--- Start Recorded data ---

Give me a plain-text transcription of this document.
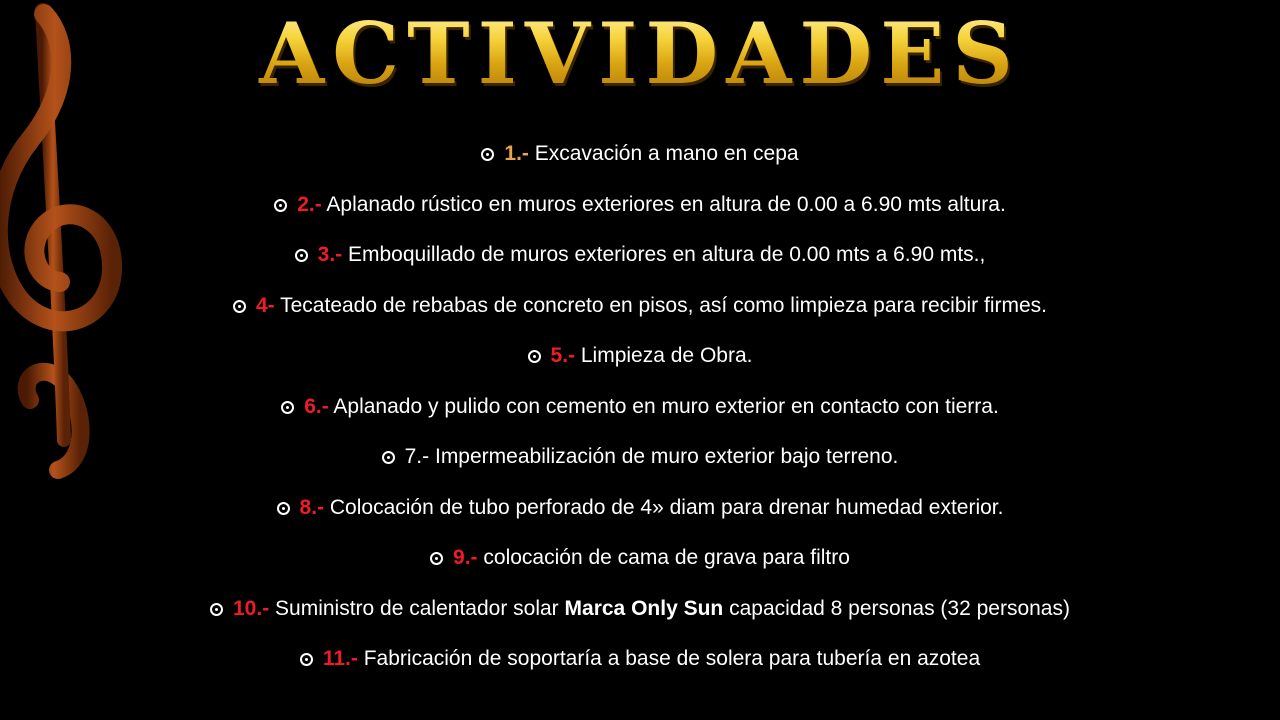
ACTIVIDADES
1.- Excavación a mano en cepa
2.- Aplanado rústico en muros exteriores en altura de 0.00 a 6.90 mts altura.
3.- Emboquillado de muros exteriores en altura de 0.00 mts a 6.90 mts.,
4- Tecateado de rebabas de concreto en pisos, así como limpieza para recibir firmes.
5.- Limpieza de Obra.
6.- Aplanado y pulido con cemento en muro exterior en contacto con tierra.
7.- Impermeabilización de muro exterior bajo terreno.
8.- Colocación de tubo perforado de 4» diam para drenar humedad exterior.
9.- colocación de cama de grava para filtro
10.- Suministro de calentador solar Marca Only Sun capacidad 8 personas (32 personas)
11.- Fabricación de soportaría a base de solera para tubería en azotea
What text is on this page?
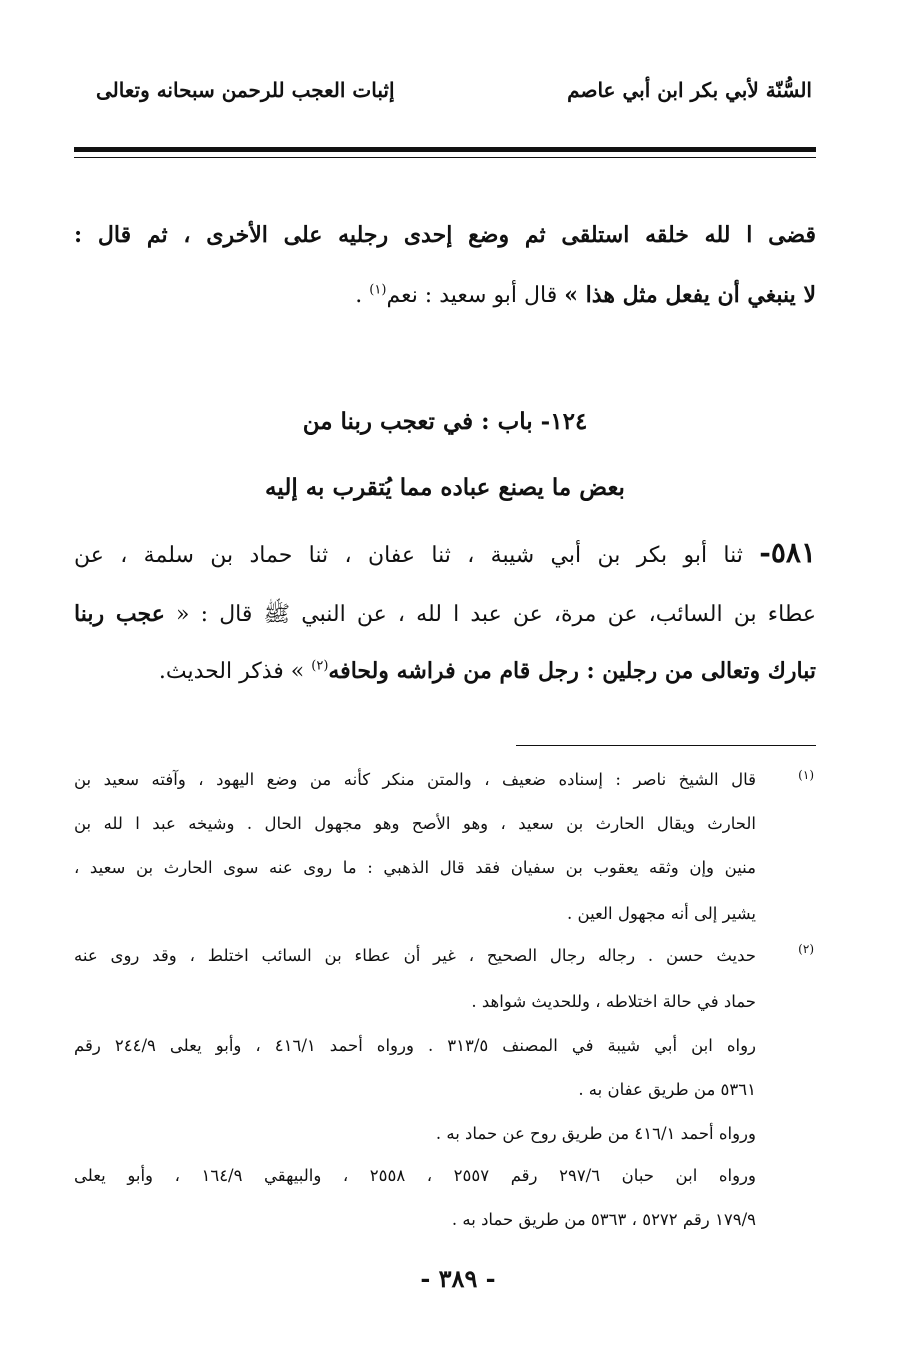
السُّنّة لأبي بكر ابن أبي عاصم
إثبات العجب للرحمن سبحانه وتعالى
قضى ا لله خلقه استلقى ثم وضع إحدى رجليه على الأخرى ، ثم قال :
لا ينبغي أن يفعل مثل هذا » قال أبو سعيد : نعم$^{(١)}$ .
١٢٤- باب : في تعجب ربنا من
بعض ما يصنع عباده مما يُتقرب به إليه
٥٨١- ثنا أبو بكر بن أبي شيبة ، ثنا عفان ، ثنا حماد بن سلمة ، عن
عطاء بن السائب، عن مرة، عن عبد ا لله ، عن النبي ﷺ قال : « عجب ربنا
تبارك وتعالى من رجلين : رجل قام من فراشه ولحافه$^{(٢)}$ » فذكر الحديث.
(١)
قال الشيخ ناصر : إسناده ضعيف ، والمتن منكر كأنه من وضع اليهود ، وآفته سعيد بن
الحارث ويقال الحارث بن سعيد ، وهو الأصح وهو مجهول الحال . وشيخه عبد ا لله بن
منين وإن وثقه يعقوب بن سفيان فقد قال الذهبي : ما روى عنه سوى الحارث بن سعيد ،
يشير إلى أنه مجهول العين .
(٢)
حديث حسن . رجاله رجال الصحيح ، غير أن عطاء بن السائب اختلط ، وقد روى عنه
حماد في حالة اختلاطه ، وللحديث شواهد .
رواه ابن أبي شيبة في المصنف ٣١٣/٥ . ورواه أحمد ٤١٦/١ ، وأبو يعلى ٢٤٤/٩ رقم
٥٣٦١ من طريق عفان به .
ورواه أحمد ٤١٦/١ من طريق روح عن حماد به .
ورواه ابن حبان ٢٩٧/٦ رقم ٢٥٥٧ ، ٢٥٥٨ ، والبيهقي ١٦٤/٩ ، وأبو يعلى
١٧٩/٩ رقم ٥٢٧٢ ، ٥٣٦٣ من طريق حماد به .
- ٣٨٩ -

--- End Recorded data ---

State, as a bare number, how many lines of the listing hold the word "السائب".

▸ Solution to the problem
2